Stated problem: Report how many lines contain the word "Swiss", with no other text.
-- start --
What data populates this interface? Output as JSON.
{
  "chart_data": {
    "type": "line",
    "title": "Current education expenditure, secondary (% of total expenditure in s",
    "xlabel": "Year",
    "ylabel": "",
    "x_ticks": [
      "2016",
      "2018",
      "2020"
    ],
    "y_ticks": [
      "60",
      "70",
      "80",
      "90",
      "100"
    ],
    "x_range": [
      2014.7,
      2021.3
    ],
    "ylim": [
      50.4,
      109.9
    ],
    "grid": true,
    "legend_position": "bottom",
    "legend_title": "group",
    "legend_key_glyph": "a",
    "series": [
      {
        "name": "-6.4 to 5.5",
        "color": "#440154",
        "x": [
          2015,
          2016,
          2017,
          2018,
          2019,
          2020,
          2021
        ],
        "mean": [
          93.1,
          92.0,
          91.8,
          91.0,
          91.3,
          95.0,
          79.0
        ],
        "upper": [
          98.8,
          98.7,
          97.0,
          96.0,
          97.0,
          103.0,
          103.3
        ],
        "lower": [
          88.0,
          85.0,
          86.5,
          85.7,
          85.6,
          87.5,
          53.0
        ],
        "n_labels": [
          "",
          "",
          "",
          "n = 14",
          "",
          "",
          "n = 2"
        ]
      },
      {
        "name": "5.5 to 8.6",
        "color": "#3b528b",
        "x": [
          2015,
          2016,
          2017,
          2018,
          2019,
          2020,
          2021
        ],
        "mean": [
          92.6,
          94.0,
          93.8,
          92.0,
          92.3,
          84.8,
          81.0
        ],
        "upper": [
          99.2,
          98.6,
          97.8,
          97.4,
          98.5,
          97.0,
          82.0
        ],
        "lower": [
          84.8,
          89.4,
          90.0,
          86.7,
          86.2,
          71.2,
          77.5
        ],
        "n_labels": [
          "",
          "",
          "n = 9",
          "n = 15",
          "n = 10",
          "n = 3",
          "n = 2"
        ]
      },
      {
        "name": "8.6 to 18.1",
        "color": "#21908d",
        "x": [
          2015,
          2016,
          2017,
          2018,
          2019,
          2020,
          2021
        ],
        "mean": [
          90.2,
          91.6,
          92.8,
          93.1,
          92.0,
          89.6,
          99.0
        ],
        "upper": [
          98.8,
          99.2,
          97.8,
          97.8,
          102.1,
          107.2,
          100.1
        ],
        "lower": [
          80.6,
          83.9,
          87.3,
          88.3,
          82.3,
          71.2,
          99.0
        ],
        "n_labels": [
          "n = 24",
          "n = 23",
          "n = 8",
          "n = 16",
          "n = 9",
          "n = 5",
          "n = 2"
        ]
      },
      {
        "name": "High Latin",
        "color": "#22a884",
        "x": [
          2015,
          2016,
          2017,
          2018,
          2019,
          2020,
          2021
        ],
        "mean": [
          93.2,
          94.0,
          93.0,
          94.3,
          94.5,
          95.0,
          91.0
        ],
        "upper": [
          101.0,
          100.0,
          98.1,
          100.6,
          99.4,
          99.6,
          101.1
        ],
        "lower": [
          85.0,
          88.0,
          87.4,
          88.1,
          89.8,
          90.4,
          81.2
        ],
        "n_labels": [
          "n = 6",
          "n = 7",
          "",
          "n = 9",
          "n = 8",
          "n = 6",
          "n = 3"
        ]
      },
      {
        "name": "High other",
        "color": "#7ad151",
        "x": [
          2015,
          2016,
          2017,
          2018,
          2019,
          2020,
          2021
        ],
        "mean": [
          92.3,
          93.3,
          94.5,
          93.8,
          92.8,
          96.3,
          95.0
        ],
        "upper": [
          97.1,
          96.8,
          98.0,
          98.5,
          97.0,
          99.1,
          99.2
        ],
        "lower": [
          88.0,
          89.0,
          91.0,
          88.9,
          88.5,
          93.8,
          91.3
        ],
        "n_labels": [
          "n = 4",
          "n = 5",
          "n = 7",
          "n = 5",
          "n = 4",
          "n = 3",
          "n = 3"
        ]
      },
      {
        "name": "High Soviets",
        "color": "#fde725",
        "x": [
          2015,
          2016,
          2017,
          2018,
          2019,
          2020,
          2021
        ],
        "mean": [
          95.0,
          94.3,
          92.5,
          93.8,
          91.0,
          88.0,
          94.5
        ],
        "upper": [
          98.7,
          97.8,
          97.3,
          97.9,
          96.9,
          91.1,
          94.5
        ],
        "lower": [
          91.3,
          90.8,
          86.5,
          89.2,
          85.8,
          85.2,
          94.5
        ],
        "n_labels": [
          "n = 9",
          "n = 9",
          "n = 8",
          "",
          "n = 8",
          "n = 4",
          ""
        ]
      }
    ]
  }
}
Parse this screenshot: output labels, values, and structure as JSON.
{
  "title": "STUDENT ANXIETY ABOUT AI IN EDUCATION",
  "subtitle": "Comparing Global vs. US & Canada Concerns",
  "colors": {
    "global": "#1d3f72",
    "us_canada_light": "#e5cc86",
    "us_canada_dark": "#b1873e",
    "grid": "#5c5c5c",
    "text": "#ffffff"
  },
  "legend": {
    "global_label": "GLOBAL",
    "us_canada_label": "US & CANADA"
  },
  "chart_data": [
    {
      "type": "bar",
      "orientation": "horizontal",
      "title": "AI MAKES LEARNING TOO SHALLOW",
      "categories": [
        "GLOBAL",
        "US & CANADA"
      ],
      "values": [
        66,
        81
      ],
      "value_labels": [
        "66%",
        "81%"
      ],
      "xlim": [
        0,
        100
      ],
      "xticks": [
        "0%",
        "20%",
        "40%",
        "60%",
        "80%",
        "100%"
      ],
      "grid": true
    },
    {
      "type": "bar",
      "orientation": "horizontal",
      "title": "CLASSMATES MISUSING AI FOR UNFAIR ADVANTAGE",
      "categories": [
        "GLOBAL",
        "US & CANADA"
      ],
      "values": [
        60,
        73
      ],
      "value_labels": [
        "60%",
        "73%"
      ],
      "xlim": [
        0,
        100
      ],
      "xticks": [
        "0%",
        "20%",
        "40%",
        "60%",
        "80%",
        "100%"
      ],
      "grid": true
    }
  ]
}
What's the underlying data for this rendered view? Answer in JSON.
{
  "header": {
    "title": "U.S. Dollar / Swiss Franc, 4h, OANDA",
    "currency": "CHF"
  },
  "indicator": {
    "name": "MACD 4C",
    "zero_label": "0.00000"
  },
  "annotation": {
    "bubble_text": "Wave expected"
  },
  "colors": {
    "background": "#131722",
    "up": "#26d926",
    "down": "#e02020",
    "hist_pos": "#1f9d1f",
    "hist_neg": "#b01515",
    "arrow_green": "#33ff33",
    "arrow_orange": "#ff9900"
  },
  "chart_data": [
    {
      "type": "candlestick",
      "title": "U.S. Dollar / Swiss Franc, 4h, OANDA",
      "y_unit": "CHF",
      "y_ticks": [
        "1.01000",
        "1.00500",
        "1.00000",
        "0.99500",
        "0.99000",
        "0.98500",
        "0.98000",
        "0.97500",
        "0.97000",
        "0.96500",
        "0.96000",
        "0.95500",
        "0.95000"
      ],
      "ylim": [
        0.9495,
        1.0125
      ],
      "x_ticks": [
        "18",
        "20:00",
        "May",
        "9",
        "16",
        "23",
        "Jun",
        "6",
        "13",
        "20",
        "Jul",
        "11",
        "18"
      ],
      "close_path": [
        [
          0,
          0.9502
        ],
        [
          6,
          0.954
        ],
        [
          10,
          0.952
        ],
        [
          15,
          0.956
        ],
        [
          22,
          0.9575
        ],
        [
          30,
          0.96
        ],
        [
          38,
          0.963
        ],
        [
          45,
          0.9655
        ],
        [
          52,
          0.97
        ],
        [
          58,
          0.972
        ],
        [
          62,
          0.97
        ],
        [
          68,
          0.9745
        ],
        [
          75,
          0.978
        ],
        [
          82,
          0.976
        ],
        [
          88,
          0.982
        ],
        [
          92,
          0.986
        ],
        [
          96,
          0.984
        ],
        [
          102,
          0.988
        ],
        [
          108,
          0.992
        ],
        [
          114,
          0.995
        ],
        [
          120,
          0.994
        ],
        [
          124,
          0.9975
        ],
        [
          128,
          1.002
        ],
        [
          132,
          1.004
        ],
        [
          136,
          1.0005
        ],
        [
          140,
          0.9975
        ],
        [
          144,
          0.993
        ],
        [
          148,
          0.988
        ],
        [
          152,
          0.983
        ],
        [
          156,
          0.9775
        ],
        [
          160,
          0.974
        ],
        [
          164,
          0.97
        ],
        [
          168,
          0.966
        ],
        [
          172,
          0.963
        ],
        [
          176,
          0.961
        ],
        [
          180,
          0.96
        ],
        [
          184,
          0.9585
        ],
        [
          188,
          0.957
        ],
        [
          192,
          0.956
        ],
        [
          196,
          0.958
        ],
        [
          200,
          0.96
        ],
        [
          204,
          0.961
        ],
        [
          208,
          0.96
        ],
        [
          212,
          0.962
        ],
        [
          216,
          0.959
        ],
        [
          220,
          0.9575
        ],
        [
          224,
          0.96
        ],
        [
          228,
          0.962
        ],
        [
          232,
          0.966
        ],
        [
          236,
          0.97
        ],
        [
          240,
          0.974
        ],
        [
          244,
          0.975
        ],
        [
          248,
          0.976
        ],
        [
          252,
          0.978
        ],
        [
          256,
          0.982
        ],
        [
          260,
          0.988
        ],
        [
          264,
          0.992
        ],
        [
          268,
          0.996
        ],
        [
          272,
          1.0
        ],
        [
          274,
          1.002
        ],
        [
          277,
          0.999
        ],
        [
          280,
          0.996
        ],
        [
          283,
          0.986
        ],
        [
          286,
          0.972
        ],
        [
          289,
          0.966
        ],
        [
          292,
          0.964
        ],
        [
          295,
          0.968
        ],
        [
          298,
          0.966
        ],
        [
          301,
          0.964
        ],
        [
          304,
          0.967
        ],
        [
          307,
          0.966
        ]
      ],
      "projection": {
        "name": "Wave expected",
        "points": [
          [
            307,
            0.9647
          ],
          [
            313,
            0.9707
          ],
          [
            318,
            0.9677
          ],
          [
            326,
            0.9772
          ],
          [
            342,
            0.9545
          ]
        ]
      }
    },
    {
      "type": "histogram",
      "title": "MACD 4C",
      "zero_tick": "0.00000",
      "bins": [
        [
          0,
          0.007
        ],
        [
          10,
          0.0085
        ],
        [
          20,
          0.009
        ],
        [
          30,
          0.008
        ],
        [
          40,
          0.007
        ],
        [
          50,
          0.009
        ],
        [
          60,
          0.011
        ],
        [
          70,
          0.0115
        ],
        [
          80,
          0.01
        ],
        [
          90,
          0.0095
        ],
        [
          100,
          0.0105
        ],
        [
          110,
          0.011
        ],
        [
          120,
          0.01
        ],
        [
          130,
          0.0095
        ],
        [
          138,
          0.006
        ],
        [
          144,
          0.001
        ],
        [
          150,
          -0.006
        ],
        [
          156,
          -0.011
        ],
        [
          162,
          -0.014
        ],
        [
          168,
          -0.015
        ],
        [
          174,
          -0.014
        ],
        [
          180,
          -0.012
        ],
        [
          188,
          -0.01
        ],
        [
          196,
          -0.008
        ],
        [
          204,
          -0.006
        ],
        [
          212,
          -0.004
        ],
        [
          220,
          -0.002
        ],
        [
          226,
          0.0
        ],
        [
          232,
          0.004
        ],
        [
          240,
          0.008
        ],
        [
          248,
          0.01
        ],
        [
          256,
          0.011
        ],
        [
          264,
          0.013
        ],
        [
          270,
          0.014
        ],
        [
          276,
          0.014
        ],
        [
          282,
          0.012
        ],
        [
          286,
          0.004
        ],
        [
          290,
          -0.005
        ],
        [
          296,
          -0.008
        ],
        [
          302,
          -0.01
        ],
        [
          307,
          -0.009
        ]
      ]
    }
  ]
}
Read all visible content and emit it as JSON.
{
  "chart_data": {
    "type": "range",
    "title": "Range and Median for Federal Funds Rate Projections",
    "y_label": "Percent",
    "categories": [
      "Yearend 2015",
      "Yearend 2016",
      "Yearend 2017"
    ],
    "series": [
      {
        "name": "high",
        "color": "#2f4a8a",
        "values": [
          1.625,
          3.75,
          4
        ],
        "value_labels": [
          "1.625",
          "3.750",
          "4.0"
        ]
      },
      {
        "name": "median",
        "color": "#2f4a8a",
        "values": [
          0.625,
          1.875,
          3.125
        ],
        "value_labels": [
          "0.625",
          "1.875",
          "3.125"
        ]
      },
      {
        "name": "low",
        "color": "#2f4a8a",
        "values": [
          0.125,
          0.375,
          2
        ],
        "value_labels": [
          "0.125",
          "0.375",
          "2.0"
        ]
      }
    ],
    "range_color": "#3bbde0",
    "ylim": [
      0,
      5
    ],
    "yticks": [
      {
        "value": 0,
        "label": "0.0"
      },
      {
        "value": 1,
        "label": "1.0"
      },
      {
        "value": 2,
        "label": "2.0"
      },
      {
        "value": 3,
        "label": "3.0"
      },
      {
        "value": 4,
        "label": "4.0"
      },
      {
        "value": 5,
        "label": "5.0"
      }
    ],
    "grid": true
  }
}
-- end --
Solution below: 2